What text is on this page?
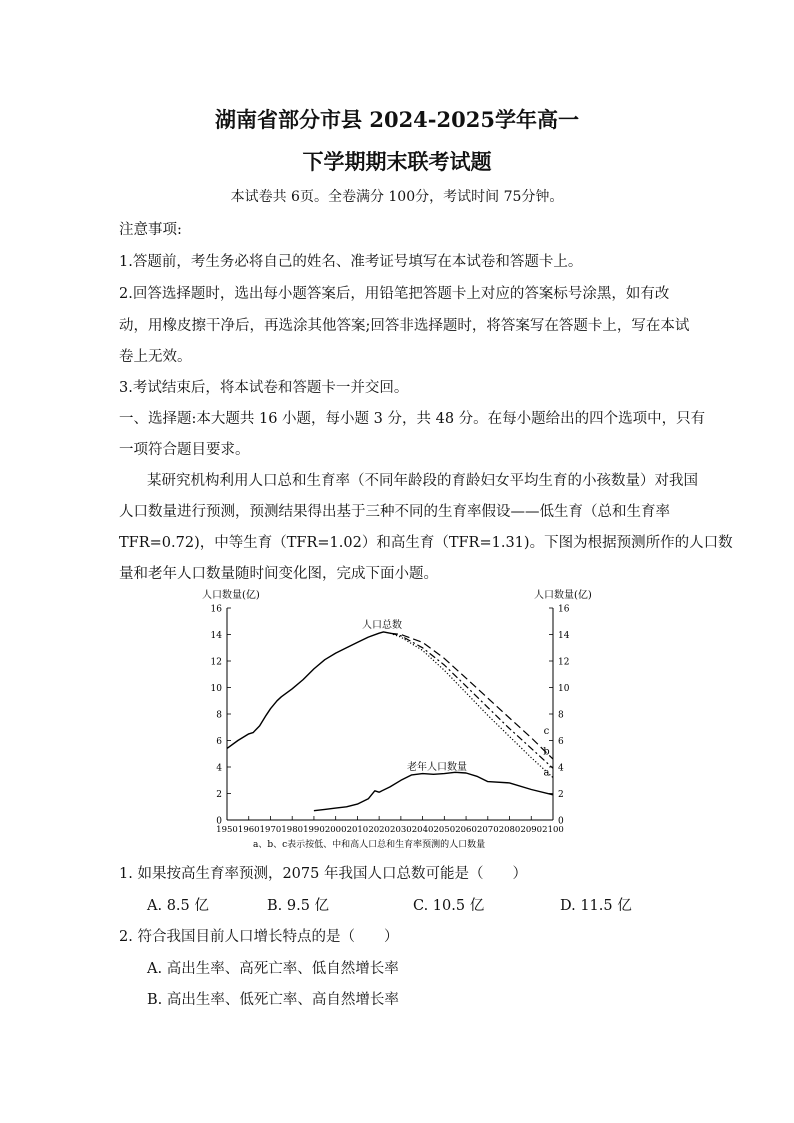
湖南省部分市县 2024-2025学年高一
下学期期末联考试题
本试卷共 6页。全卷满分 100分，考试时间 75分钟。
注意事项:
1.答题前，考生务必将自己的姓名、准考证号填写在本试卷和答题卡上。
2.回答选择题时，选出每小题答案后，用铅笔把答题卡上对应的答案标号涂黑，如有改
动，用橡皮擦干净后，再选涂其他答案;回答非选择题时，将答案写在答题卡上，写在本试
卷上无效。
3.考试结束后，将本试卷和答题卡一并交回。
一、选择题:本大题共 16 小题，每小题 3 分，共 48 分。在每小题给出的四个选项中，只有
一项符合题目要求。
某研究机构利用人口总和生育率（不同年龄段的育龄妇女平均生育的小孩数量）对我国
人口数量进行预测，预测结果得出基于三种不同的生育率假设——低生育（总和生育率
TFR=0.72)，中等生育（TFR=1.02）和高生育（TFR=1.31)。下图为根据预测所作的人口数
量和老年人口数量随时间变化图，完成下面小题。
0	0
2	2
4	4
6	6
8	8
10	10
12	12
14	14
16	16
1950 1960 1970 1980 1990 2000 2010 2020 2030 2040 2050 2060 2070 2080 2090 2100
a
b
c
人口数量(亿)	人口数量(亿)
人口总数
老年人口数量
a、b、c表示按低、中和高人口总和生育率预测的人口数量
1. 如果按高生育率预测，2075 年我国人口总数可能是（　　）
A. 8.5 亿	B. 9.5 亿	C. 10.5 亿	D. 11.5 亿
2. 符合我国目前人口增长特点的是（　　）
A. 高出生率、高死亡率、低自然增长率
B. 高出生率、低死亡率、高自然增长率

######

## [Exercise task]
Copy every line of the listing where the word "高出生率" appears.

## [Answer for this exercise]
A. 高出生率、高死亡率、低自然增长率
B. 高出生率、低死亡率、高自然增长率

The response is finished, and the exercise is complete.